### [Provided information]
▽

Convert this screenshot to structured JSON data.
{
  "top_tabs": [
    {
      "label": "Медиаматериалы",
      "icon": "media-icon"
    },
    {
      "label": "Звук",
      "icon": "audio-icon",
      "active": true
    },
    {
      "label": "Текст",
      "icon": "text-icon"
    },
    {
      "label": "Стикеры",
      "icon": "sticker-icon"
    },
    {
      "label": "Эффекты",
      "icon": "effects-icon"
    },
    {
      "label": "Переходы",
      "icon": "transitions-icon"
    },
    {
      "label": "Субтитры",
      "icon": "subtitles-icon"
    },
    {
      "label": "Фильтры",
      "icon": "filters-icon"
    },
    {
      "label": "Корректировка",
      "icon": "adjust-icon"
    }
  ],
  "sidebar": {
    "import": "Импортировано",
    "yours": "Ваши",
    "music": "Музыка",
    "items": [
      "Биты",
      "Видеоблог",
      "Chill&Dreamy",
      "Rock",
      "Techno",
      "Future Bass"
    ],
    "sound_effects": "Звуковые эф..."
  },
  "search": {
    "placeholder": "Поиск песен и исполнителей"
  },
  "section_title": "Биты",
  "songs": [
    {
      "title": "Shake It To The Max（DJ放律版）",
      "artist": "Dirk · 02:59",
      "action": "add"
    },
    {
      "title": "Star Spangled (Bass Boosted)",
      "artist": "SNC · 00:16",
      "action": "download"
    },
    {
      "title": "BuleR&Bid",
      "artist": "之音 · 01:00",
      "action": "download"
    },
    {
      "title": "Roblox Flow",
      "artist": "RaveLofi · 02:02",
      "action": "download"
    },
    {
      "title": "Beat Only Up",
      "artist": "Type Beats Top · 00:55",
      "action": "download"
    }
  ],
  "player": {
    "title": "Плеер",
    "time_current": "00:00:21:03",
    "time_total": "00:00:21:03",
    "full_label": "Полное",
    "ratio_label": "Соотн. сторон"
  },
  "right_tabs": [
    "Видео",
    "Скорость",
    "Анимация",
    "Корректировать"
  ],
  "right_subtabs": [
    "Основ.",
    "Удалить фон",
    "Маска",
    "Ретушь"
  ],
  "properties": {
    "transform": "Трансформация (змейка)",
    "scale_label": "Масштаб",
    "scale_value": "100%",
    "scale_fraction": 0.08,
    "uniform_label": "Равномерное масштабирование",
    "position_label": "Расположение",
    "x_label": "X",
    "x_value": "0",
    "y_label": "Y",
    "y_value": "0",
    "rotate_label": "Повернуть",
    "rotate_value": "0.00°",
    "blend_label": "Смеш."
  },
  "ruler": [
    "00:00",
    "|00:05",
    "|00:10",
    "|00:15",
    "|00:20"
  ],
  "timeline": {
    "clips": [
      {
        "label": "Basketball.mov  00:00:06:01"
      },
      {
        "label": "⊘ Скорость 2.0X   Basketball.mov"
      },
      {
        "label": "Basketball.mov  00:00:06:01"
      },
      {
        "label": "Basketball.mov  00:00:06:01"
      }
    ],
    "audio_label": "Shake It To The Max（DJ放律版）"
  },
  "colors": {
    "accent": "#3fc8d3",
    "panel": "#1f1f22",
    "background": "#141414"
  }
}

△

### [What is expected]
From the entries above, copy every line that holds the word "icon".

### [Exercise solution]
      "icon": "media-icon"
      "icon": "audio-icon",
      "icon": "text-icon"
      "icon": "sticker-icon"
      "icon": "effects-icon"
      "icon": "transitions-icon"
      "icon": "subtitles-icon"
      "icon": "filters-icon"
      "icon": "adjust-icon"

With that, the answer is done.